Go through the entries one line at a time, and gather every line that has the word "طولی".

-- Start --

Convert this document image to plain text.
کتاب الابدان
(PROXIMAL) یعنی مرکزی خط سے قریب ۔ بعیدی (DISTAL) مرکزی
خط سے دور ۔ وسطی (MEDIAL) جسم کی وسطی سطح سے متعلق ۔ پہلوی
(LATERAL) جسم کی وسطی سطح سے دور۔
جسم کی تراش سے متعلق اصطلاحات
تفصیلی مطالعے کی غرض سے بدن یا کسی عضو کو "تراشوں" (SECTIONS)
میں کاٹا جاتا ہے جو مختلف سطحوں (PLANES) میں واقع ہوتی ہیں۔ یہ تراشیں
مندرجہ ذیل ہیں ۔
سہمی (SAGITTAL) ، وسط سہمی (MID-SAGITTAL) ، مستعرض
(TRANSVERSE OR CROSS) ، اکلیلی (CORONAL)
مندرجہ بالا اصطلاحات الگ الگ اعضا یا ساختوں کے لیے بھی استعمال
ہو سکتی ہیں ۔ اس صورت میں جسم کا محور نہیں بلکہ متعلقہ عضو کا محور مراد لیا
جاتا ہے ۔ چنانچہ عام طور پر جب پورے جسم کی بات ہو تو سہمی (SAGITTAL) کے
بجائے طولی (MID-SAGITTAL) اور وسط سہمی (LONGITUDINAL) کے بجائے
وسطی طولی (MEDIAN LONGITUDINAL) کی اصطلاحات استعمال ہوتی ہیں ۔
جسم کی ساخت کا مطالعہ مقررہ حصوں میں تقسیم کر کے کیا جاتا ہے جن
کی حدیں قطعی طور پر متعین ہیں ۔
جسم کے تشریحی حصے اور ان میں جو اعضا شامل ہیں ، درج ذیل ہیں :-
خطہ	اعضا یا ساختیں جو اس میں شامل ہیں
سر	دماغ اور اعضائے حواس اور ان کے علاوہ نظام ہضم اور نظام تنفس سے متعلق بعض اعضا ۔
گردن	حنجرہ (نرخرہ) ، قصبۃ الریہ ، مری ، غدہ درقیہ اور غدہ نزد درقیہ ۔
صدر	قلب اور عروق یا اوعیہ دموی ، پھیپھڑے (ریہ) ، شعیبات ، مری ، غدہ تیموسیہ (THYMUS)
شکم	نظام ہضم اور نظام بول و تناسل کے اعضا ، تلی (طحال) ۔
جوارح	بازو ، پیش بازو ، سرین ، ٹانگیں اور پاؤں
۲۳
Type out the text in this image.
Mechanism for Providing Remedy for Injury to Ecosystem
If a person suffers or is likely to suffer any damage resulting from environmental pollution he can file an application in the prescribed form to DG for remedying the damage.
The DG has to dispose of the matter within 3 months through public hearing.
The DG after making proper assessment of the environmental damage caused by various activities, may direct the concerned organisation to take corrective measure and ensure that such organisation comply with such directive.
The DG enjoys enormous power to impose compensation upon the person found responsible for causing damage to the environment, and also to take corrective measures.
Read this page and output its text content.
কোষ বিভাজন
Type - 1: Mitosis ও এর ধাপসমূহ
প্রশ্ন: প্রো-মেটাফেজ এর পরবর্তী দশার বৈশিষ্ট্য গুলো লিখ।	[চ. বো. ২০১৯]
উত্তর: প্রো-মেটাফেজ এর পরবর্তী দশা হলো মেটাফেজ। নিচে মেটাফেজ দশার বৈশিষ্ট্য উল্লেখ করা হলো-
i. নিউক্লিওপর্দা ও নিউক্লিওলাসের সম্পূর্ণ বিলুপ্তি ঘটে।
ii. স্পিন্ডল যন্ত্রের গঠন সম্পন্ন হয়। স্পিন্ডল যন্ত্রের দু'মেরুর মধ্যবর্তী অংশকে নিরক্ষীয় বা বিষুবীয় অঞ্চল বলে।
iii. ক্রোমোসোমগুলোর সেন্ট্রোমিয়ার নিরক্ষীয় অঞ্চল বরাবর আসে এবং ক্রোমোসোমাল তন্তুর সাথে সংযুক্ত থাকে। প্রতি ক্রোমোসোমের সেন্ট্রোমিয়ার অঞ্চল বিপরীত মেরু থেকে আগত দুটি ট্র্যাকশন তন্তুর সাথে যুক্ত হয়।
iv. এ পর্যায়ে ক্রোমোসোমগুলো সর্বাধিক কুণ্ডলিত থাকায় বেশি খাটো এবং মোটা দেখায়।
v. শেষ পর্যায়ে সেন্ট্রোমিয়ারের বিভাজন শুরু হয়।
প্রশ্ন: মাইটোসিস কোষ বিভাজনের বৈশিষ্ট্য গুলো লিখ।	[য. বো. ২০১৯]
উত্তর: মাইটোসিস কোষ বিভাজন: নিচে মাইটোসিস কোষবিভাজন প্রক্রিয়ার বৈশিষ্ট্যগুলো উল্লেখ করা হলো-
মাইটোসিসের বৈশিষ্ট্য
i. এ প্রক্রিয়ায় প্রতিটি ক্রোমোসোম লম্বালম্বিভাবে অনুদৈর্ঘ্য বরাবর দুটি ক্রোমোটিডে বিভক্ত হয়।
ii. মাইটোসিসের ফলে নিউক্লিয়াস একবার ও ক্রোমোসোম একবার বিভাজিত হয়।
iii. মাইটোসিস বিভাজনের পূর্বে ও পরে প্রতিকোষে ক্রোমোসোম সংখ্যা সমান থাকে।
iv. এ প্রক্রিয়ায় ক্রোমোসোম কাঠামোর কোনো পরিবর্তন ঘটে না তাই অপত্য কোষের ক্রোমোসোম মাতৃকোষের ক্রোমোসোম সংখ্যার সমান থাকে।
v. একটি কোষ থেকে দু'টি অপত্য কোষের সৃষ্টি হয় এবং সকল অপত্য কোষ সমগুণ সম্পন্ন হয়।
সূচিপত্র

-- End --

Finished exercise:
بجائے طولی (MID-SAGITTAL) اور وسط سہمی (LONGITUDINAL) کے بجائے
وسطی طولی (MEDIAN LONGITUDINAL) کی اصطلاحات استعمال ہوتی ہیں ۔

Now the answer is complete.